--- LISTING ---

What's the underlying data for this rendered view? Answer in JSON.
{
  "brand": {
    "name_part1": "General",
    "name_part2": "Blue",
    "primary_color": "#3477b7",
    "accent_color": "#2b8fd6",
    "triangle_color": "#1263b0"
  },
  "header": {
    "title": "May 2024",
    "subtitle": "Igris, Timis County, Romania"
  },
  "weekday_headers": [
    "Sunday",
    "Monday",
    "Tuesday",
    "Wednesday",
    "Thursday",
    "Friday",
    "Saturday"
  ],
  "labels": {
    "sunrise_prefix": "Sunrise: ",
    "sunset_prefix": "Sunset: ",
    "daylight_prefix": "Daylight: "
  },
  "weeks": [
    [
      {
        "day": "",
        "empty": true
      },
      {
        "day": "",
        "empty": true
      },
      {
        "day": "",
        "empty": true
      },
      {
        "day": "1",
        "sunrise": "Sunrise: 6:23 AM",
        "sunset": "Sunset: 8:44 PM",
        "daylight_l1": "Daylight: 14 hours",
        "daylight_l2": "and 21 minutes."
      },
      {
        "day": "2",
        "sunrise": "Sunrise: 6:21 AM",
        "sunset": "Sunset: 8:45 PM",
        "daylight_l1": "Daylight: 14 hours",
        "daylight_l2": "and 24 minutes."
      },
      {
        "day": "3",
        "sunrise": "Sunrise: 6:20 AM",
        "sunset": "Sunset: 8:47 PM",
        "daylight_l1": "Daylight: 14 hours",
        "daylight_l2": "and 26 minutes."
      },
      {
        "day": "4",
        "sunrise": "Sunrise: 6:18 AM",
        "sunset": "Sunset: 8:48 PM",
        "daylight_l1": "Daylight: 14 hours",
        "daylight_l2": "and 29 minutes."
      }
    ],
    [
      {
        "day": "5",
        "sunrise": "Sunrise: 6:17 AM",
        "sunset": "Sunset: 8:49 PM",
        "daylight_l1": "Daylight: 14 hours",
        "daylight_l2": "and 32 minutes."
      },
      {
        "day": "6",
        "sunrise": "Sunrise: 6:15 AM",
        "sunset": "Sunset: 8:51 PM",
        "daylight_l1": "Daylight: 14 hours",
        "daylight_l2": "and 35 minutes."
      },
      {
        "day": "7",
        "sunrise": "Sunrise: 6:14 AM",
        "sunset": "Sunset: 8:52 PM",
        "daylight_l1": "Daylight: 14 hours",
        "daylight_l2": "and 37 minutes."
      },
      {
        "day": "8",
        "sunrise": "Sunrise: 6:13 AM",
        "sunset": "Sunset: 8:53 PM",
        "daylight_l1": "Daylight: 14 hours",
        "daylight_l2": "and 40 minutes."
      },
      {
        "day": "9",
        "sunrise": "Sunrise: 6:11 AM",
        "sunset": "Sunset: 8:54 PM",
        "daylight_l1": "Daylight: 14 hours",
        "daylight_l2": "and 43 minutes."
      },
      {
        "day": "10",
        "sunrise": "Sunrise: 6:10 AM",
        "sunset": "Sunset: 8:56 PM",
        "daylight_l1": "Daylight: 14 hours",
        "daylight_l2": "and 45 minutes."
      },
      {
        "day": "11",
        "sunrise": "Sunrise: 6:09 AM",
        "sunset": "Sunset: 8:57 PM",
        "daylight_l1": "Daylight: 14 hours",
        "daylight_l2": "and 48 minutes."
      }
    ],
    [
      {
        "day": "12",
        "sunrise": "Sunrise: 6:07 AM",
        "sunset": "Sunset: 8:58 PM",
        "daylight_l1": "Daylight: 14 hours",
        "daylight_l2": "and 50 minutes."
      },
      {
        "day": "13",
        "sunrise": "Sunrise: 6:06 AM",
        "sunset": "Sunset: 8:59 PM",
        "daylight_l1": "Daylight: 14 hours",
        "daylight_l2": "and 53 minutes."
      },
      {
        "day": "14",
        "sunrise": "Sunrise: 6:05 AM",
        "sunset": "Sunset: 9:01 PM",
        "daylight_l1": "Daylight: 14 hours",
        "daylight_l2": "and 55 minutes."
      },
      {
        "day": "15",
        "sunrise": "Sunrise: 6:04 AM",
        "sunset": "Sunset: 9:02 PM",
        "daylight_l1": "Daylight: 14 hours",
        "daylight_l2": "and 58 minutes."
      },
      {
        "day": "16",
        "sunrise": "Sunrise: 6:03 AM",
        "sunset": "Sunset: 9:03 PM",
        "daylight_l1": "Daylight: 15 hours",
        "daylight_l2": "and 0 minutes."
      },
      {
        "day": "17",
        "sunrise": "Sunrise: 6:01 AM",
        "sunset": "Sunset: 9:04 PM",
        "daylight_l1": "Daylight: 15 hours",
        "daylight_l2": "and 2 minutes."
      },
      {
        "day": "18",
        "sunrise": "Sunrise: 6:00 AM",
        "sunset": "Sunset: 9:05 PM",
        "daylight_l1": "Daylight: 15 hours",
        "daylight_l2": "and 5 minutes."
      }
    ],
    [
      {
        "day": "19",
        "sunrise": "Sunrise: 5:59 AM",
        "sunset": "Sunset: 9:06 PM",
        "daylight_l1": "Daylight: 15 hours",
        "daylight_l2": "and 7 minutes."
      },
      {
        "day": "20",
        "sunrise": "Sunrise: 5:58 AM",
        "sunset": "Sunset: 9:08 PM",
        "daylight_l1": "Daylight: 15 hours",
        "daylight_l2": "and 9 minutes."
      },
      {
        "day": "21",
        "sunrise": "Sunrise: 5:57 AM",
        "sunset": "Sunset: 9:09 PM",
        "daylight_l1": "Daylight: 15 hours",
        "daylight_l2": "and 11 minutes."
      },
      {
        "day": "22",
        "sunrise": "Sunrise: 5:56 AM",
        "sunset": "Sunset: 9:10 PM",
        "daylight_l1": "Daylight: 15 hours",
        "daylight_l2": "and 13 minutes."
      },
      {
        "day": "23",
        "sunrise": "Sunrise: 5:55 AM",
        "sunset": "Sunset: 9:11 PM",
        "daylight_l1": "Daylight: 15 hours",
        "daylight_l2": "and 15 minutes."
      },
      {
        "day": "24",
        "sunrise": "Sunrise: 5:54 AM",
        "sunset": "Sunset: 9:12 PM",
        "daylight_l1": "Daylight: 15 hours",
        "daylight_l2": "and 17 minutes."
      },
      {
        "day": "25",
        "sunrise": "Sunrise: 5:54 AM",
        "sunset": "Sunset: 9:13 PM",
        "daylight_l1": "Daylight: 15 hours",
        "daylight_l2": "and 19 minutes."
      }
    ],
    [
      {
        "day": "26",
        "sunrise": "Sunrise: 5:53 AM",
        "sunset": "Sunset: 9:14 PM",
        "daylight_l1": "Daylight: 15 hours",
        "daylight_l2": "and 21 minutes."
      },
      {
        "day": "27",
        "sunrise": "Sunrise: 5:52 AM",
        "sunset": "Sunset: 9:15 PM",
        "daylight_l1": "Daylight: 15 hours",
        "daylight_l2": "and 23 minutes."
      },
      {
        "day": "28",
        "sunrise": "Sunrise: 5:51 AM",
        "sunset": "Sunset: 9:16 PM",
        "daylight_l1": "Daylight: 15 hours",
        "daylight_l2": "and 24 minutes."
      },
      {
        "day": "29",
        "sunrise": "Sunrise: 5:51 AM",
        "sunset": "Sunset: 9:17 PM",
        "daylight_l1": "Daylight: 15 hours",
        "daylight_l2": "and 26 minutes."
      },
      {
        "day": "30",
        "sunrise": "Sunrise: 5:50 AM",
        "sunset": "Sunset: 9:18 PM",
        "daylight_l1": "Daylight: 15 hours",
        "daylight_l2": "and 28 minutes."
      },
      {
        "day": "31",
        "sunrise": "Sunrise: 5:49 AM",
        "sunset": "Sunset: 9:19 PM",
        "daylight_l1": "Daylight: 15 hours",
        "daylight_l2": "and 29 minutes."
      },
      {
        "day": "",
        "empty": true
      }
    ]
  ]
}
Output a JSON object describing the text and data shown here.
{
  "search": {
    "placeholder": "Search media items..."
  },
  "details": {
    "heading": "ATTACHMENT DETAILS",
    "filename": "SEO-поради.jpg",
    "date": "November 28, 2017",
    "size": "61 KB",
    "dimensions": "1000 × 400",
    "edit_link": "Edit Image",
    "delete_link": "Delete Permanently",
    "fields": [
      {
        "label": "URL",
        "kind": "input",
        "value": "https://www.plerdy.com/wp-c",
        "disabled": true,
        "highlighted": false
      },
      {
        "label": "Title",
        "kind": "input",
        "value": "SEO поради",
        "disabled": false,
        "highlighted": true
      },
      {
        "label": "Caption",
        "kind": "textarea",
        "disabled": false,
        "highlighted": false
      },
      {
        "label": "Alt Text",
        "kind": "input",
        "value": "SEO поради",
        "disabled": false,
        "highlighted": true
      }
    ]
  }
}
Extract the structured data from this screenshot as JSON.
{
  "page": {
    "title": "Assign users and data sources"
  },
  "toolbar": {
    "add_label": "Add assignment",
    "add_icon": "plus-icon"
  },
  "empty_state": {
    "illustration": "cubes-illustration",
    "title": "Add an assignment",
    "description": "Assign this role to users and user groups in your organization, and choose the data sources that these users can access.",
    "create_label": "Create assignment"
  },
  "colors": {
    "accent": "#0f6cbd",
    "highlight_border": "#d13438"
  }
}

---

Identify the lines that contain the string "assignment", and copy every one of them.

    "add_label": "Add assignment",
    "title": "Add an assignment",
    "create_label": "Create assignment"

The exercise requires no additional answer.